(Stored items from a collection)

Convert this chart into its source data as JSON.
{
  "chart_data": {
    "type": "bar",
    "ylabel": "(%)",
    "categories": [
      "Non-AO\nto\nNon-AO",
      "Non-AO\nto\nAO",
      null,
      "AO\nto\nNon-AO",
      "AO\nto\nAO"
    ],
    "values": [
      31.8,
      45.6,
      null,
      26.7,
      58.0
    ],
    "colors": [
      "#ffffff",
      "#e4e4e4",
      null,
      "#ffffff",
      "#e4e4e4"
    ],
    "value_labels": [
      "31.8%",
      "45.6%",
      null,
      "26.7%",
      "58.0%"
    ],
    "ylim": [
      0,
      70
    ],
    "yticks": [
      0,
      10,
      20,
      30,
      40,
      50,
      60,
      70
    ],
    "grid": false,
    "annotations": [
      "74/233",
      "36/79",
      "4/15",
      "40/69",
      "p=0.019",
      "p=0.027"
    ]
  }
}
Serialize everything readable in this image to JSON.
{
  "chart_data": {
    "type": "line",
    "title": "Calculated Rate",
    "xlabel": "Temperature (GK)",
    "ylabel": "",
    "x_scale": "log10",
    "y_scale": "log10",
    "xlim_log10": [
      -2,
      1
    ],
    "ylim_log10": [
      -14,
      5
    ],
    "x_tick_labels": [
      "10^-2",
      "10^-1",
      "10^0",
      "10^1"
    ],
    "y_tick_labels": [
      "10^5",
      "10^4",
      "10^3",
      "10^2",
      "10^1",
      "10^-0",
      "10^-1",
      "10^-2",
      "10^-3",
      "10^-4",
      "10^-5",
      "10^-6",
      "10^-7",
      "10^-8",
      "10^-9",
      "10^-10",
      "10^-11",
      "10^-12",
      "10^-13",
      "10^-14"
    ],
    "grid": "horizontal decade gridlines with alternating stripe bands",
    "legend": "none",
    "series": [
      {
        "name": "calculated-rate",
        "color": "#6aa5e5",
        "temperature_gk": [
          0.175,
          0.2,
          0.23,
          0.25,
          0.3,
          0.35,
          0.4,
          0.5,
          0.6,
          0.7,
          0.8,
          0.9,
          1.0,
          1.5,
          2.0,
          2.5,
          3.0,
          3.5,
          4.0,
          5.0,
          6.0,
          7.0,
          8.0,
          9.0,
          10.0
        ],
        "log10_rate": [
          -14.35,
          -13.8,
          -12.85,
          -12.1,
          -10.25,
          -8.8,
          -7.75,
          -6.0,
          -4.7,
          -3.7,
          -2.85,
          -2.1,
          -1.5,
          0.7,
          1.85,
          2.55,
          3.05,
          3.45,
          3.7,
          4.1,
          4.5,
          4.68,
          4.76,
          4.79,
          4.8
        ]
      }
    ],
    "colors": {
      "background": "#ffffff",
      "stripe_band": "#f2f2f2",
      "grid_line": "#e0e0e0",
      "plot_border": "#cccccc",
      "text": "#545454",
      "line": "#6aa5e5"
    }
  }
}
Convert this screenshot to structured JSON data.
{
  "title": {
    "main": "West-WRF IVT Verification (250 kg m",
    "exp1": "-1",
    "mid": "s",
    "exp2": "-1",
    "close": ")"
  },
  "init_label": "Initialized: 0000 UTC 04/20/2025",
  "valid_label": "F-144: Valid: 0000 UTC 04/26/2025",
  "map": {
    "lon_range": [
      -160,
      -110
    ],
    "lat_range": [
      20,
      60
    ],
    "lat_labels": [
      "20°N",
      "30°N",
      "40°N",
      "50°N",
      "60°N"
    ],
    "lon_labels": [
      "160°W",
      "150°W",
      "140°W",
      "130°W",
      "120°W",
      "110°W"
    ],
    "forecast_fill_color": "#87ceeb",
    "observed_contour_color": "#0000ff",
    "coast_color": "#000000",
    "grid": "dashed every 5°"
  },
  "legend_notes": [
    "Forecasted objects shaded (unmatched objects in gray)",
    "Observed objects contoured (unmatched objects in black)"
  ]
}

**TASK INSTRUCTIONS:** Report how many lines of the listing above include the word "unmatched". Say nothing but the number.

**FINISHED TASK:** 2